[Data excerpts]
+---+

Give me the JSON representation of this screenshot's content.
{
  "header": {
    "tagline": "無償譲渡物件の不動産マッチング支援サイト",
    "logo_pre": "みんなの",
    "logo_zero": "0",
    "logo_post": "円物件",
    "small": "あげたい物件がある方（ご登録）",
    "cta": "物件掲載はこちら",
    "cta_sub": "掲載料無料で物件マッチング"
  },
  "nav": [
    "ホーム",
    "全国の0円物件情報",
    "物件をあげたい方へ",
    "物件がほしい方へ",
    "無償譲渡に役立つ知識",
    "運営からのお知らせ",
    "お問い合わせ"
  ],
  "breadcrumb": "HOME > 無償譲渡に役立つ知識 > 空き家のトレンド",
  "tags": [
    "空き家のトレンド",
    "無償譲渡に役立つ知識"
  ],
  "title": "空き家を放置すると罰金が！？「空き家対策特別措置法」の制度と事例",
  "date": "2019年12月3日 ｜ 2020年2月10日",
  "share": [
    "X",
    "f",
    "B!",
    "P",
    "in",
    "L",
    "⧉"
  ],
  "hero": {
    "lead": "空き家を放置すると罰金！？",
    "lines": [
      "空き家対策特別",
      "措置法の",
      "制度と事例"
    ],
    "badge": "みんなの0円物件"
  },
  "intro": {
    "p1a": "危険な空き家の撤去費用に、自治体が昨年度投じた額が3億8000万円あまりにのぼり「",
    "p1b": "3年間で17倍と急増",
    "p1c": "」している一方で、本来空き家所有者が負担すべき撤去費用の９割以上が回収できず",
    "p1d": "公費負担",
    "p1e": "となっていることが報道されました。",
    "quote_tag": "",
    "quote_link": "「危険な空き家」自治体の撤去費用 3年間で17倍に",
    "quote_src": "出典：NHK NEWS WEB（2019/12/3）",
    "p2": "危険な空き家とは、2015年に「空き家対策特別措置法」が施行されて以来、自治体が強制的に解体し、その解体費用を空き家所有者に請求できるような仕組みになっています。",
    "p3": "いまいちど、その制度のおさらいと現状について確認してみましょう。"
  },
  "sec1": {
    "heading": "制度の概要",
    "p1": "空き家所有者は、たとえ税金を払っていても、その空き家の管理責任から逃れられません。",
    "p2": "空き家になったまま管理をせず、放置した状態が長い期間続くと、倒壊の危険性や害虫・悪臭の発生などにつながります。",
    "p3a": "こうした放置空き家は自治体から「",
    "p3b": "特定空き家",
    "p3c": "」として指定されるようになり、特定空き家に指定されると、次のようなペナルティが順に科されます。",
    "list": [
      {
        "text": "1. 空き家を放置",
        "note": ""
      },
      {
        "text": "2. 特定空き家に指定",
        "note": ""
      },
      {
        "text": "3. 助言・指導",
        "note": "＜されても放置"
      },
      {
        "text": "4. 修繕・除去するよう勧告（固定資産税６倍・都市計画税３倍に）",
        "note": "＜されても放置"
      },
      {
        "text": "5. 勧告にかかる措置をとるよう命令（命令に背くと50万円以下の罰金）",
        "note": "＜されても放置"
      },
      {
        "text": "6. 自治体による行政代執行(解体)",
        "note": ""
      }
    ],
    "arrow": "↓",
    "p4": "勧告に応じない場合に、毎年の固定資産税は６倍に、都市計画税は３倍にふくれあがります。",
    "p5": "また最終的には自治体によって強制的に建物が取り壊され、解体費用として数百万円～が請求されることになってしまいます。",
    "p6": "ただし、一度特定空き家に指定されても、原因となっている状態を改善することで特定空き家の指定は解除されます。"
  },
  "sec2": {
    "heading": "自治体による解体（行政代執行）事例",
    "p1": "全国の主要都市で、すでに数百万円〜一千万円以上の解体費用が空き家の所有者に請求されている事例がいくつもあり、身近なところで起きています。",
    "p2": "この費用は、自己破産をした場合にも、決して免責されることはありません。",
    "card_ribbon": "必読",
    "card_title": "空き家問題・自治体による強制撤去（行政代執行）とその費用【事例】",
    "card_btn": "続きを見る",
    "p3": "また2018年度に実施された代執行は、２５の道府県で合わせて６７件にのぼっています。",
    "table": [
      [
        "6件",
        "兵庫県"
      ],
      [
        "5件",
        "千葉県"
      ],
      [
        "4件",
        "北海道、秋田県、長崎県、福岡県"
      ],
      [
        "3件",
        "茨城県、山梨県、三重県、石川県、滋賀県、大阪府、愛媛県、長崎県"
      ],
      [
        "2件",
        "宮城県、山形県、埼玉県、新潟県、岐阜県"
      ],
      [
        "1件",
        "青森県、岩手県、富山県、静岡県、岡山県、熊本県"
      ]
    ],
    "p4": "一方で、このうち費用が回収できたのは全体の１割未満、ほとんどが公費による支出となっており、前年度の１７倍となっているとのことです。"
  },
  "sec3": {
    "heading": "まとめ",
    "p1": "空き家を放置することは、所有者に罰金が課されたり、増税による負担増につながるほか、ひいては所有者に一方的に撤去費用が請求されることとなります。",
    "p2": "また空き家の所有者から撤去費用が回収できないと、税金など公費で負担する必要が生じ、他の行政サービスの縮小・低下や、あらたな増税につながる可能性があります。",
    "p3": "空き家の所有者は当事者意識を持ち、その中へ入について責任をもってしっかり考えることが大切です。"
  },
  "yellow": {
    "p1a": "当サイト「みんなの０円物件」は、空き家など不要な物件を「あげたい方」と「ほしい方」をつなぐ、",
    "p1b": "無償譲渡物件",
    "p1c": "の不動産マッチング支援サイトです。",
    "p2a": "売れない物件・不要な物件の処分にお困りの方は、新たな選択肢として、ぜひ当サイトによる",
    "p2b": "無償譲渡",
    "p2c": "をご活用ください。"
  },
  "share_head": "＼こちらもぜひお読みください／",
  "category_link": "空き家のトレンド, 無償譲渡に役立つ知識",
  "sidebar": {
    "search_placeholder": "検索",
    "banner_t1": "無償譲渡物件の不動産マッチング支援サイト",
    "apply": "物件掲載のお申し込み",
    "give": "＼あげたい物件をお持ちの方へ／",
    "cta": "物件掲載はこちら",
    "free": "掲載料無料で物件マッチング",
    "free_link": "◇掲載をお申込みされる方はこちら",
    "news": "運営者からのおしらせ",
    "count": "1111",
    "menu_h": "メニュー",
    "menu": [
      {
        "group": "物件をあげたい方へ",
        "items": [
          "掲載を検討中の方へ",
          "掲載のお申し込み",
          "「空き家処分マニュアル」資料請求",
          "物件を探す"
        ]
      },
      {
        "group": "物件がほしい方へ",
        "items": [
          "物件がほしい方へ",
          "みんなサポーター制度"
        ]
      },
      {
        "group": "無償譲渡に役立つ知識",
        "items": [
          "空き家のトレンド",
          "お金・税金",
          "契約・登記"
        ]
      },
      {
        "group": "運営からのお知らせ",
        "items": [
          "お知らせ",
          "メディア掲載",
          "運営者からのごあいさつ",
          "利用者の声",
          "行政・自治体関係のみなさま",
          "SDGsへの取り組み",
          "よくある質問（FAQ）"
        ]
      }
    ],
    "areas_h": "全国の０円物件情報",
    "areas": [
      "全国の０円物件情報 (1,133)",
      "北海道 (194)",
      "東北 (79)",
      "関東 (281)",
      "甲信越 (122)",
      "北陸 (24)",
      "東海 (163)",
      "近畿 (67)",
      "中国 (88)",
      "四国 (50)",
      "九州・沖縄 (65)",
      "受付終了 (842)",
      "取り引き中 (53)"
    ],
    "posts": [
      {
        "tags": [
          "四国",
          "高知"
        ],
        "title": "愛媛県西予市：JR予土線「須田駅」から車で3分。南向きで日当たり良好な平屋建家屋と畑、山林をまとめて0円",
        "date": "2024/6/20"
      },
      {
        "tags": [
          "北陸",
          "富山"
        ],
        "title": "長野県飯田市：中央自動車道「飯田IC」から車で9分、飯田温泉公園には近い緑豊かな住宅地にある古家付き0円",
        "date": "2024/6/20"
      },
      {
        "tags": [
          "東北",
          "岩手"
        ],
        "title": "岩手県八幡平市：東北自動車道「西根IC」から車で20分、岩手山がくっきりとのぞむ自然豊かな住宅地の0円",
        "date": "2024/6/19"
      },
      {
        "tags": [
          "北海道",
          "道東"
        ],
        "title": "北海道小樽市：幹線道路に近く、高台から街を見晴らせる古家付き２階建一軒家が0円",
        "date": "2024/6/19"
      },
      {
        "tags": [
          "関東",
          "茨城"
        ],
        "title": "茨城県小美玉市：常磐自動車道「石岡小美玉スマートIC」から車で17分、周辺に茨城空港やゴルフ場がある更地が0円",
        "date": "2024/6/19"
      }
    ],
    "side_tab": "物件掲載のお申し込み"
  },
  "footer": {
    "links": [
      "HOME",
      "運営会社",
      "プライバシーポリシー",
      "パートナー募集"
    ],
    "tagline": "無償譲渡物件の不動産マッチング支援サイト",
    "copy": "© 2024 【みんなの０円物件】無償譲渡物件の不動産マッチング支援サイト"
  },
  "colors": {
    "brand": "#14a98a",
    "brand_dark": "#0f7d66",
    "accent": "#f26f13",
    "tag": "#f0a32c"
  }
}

+---+

Pick out the lines that contain "text" and copy them.

- Reply -
        "text": "1. 空き家を放置",
        "text": "2. 特定空き家に指定",
        "text": "3. 助言・指導",
        "text": "4. 修繕・除去するよう勧告（固定資産税６倍・都市計画税３倍に）",
        "text": "5. 勧告にかかる措置をとるよう命令（命令に背くと50万円以下の罰金）",
        "text": "6. 自治体による行政代執行(解体)",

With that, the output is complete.